==== QUOTED TEXT

Michael Zev Gordon: Diary Pieces 2022 (Joseph Houston, piano)

Gordon took time out of his busy preparations to talk to me about his life and how this unique piece came about.

Can you tell us a little bit about your musical background? How did you become inspired to go into music and to become a composer? Where did you study, and who was the greatest inspiration behind your development?

My first musical inspiration was my grandmother! When I started to learn to play the piano at around 6 years old, every Sunday, when she came round for tea with my grandfather, she would sit with me while I practised. I have strong memories of her love for the ‘classics’ – Mozart, Beethoven, Schubert and Chopin, and little else. Somehow, this must have seeped in, as I see my music as rooted in tradition. Although I eventually became a composer, my main musical experience growing up was as an oboist, through school and into my years studying at Cambridge. There, my compositional horizon started to open. I encountered the composers Robin Holloway and Alexander Goehr. And this continued with postgraduate studies with Oliver Knussen and John Woolrich in the UK, Franco Donatoni in Italy and Louis Andriessen in Holland.

You’ve written a wide variety of music in several genres, such as solo piano, a cappella voices, and a chamber opera, winning several awards. What genres are you drawn to?

========
==== RECORDS SUPPLIED

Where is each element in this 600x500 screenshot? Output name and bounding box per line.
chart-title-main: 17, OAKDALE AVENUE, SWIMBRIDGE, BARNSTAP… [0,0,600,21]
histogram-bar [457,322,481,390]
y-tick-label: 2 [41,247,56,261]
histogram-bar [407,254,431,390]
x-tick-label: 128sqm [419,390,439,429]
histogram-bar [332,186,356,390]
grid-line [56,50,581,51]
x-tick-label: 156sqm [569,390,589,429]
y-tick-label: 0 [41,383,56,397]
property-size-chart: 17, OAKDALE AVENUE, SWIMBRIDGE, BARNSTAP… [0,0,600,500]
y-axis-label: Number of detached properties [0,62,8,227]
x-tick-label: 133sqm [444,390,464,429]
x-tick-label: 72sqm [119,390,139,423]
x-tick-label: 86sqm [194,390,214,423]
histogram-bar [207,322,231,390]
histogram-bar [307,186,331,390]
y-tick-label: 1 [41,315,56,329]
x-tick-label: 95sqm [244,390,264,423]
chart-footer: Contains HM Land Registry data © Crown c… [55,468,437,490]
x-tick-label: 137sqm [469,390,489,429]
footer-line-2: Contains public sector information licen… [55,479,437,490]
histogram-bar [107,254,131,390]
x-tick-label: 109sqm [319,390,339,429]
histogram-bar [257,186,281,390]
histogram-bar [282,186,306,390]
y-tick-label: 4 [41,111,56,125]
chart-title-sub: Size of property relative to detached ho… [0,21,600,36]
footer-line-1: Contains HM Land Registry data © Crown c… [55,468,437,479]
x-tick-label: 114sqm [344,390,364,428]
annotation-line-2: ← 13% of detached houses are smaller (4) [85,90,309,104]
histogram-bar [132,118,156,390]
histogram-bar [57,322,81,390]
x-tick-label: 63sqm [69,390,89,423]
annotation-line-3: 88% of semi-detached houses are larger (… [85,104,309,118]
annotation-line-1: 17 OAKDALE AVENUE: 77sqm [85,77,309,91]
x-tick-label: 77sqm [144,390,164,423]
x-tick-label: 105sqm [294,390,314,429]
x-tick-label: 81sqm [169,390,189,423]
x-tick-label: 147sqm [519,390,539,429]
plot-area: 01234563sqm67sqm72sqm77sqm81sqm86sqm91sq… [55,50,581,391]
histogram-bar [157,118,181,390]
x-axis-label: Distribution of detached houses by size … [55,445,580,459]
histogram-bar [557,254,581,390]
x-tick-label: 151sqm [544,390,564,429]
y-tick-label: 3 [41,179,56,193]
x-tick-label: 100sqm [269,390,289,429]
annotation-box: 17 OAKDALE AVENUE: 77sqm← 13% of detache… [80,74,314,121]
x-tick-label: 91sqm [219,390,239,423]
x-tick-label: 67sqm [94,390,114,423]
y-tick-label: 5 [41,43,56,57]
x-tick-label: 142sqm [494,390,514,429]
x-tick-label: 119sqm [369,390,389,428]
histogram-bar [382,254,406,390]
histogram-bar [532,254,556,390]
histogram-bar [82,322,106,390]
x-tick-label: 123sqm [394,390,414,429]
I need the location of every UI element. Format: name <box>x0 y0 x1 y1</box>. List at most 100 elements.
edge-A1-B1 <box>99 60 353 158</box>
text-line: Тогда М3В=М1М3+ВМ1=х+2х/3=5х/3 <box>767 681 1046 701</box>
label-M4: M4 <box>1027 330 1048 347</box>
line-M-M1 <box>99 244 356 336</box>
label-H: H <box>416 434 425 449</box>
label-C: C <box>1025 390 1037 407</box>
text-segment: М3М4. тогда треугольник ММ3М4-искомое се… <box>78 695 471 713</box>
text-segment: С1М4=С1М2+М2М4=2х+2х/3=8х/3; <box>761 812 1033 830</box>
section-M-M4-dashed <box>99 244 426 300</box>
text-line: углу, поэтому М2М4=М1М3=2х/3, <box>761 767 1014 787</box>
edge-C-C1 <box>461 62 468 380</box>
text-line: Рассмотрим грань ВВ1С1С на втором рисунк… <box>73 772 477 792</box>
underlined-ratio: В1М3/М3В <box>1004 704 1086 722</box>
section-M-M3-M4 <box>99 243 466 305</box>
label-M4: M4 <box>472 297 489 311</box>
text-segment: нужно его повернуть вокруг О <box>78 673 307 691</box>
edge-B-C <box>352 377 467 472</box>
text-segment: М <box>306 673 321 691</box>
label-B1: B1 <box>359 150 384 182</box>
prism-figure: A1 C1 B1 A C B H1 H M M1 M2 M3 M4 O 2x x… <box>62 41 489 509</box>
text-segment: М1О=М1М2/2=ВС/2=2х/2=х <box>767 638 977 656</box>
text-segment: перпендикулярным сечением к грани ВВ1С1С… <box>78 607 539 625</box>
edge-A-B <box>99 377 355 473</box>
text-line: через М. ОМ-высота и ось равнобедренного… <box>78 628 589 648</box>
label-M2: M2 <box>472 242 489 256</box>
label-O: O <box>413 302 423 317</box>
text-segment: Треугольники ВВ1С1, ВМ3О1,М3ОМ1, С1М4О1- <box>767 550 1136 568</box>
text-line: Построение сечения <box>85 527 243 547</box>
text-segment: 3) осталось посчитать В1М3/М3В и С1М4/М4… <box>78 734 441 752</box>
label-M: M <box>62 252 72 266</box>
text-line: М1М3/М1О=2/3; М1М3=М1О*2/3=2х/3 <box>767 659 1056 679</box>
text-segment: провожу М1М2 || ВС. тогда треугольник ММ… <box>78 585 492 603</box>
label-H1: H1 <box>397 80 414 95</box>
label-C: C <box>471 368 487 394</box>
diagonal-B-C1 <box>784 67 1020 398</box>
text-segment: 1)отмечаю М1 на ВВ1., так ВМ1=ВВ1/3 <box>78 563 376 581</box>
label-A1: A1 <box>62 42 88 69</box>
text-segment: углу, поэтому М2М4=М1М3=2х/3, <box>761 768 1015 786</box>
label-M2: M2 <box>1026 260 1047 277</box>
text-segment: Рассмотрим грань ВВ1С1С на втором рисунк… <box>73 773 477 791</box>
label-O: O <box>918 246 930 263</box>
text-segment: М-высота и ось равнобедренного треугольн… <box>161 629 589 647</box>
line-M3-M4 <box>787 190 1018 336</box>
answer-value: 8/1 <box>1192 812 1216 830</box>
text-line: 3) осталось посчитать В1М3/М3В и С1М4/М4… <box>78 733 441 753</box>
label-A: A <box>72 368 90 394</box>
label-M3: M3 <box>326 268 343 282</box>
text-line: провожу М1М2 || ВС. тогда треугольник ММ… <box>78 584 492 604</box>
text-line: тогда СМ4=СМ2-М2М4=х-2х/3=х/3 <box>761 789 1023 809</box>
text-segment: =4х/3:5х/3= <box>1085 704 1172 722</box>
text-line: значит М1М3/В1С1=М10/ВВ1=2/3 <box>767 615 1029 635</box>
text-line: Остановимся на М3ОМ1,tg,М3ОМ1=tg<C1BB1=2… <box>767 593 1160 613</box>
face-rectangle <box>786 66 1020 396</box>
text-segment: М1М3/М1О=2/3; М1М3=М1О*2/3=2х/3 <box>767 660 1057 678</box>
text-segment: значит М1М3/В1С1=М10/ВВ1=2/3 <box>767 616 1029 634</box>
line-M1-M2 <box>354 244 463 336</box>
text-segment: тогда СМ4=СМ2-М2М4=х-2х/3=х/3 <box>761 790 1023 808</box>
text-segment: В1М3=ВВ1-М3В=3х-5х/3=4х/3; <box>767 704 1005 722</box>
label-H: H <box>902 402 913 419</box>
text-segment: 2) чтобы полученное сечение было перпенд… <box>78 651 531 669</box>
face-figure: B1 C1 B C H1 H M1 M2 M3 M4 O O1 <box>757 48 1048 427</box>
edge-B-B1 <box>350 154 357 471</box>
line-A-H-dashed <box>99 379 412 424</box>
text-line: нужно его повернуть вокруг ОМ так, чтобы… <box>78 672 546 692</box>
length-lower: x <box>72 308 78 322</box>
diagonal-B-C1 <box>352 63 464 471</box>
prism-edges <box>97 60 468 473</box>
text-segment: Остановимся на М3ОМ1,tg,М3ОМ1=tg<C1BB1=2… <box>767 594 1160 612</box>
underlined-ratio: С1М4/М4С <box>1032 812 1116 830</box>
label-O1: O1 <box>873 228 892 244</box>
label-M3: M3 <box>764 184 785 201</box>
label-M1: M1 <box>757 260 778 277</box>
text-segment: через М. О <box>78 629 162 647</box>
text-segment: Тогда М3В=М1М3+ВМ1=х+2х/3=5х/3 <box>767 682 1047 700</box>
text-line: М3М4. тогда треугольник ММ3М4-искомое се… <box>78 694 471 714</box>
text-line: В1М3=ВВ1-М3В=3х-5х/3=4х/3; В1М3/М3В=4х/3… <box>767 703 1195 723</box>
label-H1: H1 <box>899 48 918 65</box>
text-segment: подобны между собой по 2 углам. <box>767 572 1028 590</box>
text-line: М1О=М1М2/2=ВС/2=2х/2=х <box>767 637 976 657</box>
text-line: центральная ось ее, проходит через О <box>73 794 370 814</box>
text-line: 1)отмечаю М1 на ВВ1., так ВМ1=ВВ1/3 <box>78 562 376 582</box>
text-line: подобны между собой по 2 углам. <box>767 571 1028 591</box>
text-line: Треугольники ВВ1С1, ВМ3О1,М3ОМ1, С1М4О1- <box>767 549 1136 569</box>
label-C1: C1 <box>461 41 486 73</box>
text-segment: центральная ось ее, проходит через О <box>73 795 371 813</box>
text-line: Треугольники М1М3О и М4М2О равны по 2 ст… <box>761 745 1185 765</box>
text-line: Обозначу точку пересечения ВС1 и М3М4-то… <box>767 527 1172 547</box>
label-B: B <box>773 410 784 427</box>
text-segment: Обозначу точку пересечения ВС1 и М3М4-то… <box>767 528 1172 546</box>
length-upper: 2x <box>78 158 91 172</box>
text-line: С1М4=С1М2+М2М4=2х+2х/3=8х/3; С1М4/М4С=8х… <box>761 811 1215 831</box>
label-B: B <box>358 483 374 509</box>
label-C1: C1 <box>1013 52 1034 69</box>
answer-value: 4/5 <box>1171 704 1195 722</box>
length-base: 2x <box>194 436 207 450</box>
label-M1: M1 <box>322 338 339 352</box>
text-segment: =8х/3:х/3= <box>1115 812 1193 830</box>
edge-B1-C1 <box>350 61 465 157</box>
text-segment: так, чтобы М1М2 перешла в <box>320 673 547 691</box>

========

## THE PROBLEM
In the interview with Michael Zev Gordon, what instrument did he mainly play while growing up?

## ANSWER IN FULL
The oboe.